Exercise directions
Below you will find a set of lines. Repeat them all exactly.

Exercise material

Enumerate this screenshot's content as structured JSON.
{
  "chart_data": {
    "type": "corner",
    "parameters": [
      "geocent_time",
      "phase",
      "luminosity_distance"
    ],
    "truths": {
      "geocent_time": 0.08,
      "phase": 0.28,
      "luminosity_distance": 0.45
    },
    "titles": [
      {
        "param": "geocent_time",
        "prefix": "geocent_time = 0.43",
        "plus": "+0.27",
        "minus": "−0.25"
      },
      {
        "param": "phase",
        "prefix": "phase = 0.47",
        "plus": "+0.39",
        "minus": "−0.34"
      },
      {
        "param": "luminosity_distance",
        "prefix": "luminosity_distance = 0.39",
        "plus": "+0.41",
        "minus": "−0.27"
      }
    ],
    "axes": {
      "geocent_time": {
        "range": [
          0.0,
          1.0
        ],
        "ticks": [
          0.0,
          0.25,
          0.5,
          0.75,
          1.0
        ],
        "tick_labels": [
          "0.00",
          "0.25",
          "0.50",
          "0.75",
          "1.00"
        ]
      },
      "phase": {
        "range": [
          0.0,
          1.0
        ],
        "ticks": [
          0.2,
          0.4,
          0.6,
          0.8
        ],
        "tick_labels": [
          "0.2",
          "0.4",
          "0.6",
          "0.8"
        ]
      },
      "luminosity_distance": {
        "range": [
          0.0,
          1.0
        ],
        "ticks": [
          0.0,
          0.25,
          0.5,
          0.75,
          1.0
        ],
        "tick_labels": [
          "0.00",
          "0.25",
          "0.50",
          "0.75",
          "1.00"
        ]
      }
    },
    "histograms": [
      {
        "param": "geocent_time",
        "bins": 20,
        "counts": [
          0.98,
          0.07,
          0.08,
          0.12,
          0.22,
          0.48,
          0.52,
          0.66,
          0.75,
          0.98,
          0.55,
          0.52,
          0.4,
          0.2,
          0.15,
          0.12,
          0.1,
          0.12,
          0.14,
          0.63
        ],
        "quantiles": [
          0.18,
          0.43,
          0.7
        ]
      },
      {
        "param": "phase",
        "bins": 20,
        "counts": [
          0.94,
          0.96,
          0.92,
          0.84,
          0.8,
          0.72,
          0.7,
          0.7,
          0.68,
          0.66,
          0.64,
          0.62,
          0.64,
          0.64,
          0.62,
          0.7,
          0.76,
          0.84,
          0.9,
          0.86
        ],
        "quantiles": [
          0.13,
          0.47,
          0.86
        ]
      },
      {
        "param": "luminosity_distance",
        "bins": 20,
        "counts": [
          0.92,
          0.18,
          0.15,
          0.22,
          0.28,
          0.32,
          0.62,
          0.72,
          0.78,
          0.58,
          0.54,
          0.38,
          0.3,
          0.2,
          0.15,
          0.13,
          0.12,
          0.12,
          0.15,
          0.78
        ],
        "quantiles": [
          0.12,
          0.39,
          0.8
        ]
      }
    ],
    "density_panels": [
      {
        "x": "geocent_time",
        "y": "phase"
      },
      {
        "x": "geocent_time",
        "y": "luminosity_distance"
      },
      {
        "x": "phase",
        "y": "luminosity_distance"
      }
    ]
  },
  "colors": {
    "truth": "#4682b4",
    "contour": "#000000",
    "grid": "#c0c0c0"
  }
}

The completed task
Enumerate this screenshot's content as structured JSON.
{
  "chart_data": {
    "type": "corner",
    "parameters": [
      "geocent_time",
      "phase",
      "luminosity_distance"
    ],
    "truths": {
      "geocent_time": 0.08,
      "phase": 0.28,
      "luminosity_distance": 0.45
    },
    "titles": [
      {
        "param": "geocent_time",
        "prefix": "geocent_time = 0.43",
        "plus": "+0.27",
        "minus": "−0.25"
      },
      {
        "param": "phase",
        "prefix": "phase = 0.47",
        "plus": "+0.39",
        "minus": "−0.34"
      },
      {
        "param": "luminosity_distance",
        "prefix": "luminosity_distance = 0.39",
        "plus": "+0.41",
        "minus": "−0.27"
      }
    ],
    "axes": {
      "geocent_time": {
        "range": [
          0.0,
          1.0
        ],
        "ticks": [
          0.0,
          0.25,
          0.5,
          0.75,
          1.0
        ],
        "tick_labels": [
          "0.00",
          "0.25",
          "0.50",
          "0.75",
          "1.00"
        ]
      },
      "phase": {
        "range": [
          0.0,
          1.0
        ],
        "ticks": [
          0.2,
          0.4,
          0.6,
          0.8
        ],
        "tick_labels": [
          "0.2",
          "0.4",
          "0.6",
          "0.8"
        ]
      },
      "luminosity_distance": {
        "range": [
          0.0,
          1.0
        ],
        "ticks": [
          0.0,
          0.25,
          0.5,
          0.75,
          1.0
        ],
        "tick_labels": [
          "0.00",
          "0.25",
          "0.50",
          "0.75",
          "1.00"
        ]
      }
    },
    "histograms": [
      {
        "param": "geocent_time",
        "bins": 20,
        "counts": [
          0.98,
          0.07,
          0.08,
          0.12,
          0.22,
          0.48,
          0.52,
          0.66,
          0.75,
          0.98,
          0.55,
          0.52,
          0.4,
          0.2,
          0.15,
          0.12,
          0.1,
          0.12,
          0.14,
          0.63
        ],
        "quantiles": [
          0.18,
          0.43,
          0.7
        ]
      },
      {
        "param": "phase",
        "bins": 20,
        "counts": [
          0.94,
          0.96,
          0.92,
          0.84,
          0.8,
          0.72,
          0.7,
          0.7,
          0.68,
          0.66,
          0.64,
          0.62,
          0.64,
          0.64,
          0.62,
          0.7,
          0.76,
          0.84,
          0.9,
          0.86
        ],
        "quantiles": [
          0.13,
          0.47,
          0.86
        ]
      },
      {
        "param": "luminosity_distance",
        "bins": 20,
        "counts": [
          0.92,
          0.18,
          0.15,
          0.22,
          0.28,
          0.32,
          0.62,
          0.72,
          0.78,
          0.58,
          0.54,
          0.38,
          0.3,
          0.2,
          0.15,
          0.13,
          0.12,
          0.12,
          0.15,
          0.78
        ],
        "quantiles": [
          0.12,
          0.39,
          0.8
        ]
      }
    ],
    "density_panels": [
      {
        "x": "geocent_time",
        "y": "phase"
      },
      {
        "x": "geocent_time",
        "y": "luminosity_distance"
      },
      {
        "x": "phase",
        "y": "luminosity_distance"
      }
    ]
  },
  "colors": {
    "truth": "#4682b4",
    "contour": "#000000",
    "grid": "#c0c0c0"
  }
}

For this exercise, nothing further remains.